WHAT IS NEEDED: Go through the records and copy each line where the word "election" occurs.

(Items from a data source)
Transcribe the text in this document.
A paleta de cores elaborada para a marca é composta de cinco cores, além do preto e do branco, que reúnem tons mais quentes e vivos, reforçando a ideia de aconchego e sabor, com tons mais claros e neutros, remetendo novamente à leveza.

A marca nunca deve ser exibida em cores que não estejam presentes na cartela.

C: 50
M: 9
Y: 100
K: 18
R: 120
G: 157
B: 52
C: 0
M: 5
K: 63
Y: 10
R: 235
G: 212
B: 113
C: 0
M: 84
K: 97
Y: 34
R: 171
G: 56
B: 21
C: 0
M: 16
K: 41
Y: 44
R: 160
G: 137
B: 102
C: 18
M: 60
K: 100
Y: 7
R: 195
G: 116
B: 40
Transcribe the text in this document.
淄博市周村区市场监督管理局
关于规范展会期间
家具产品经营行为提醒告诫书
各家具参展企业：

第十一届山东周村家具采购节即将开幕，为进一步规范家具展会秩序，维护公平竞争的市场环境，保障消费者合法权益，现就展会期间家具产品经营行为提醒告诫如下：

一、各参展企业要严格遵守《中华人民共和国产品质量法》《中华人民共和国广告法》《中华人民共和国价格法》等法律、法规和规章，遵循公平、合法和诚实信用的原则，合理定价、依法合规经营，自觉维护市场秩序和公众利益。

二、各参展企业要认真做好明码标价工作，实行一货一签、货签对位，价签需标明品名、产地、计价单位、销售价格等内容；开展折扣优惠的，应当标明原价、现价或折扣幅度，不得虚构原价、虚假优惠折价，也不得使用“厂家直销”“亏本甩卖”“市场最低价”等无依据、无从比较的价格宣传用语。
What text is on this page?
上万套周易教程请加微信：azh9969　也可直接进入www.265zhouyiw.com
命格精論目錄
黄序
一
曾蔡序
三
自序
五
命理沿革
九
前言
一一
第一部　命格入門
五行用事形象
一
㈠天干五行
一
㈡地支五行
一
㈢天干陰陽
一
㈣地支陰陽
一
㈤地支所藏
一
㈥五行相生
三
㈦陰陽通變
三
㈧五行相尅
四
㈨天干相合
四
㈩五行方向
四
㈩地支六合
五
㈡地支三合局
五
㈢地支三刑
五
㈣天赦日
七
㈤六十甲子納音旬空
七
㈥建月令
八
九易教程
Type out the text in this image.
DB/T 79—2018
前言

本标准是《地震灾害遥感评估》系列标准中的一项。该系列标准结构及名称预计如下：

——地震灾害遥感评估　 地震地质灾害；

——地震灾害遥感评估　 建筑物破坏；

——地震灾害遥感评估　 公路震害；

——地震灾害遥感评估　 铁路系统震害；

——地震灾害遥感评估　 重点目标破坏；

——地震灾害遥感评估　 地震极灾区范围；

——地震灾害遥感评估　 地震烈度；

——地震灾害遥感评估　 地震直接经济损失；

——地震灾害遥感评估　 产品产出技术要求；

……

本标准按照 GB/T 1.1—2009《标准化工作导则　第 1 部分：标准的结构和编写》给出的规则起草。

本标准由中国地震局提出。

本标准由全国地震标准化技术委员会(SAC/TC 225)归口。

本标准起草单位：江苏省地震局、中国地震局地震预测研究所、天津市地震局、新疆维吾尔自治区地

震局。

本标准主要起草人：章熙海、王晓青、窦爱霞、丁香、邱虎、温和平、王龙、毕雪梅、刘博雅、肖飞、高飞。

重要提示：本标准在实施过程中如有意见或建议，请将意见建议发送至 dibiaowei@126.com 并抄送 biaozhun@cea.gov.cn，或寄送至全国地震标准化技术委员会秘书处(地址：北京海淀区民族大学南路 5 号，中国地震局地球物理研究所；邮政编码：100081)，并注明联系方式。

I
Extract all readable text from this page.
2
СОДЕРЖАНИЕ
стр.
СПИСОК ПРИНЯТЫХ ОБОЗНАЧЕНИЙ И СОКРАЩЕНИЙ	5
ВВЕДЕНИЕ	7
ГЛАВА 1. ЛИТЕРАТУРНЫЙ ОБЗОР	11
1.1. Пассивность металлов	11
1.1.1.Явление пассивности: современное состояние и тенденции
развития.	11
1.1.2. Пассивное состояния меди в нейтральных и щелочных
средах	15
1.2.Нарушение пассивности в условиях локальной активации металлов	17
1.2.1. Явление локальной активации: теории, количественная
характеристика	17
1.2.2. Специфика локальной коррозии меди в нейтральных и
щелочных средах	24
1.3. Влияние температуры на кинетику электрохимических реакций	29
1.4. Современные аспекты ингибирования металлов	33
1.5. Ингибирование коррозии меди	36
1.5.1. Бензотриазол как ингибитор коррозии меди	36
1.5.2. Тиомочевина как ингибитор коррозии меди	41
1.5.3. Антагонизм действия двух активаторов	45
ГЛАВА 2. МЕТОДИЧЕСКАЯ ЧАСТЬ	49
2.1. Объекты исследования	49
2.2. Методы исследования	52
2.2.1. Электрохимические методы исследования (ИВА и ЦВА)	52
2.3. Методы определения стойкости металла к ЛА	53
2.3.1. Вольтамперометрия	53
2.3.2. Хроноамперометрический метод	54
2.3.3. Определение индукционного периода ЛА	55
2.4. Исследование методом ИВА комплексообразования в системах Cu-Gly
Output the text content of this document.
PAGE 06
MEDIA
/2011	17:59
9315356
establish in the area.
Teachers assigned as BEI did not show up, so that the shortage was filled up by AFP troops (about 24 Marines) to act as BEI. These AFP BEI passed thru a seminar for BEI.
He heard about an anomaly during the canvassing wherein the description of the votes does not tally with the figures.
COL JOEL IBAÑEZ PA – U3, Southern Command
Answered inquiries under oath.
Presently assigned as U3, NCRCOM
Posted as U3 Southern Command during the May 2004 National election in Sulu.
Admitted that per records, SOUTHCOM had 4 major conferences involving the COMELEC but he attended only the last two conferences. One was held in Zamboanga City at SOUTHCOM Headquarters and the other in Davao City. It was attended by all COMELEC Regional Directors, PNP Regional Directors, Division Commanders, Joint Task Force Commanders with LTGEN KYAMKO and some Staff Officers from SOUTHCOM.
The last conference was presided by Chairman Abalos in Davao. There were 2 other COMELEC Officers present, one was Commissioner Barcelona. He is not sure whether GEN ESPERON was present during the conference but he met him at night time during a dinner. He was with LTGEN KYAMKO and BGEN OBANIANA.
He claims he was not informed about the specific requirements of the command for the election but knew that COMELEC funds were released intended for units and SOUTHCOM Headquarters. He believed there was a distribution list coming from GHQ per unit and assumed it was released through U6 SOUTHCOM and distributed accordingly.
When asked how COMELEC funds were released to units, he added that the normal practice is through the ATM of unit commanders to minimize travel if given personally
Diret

TASK OUTPUT:
Posted as U3 Southern Command during the May 2004 National election in Sulu.
He claims he was not informed about the specific requirements of the command for the election but knew that COMELEC funds were released intended for units and SOUTHCOM Headquarters. He believed there was a distribution list coming from GHQ per unit and assumed it was released through U6 SOUTHCOM and distributed accordingly.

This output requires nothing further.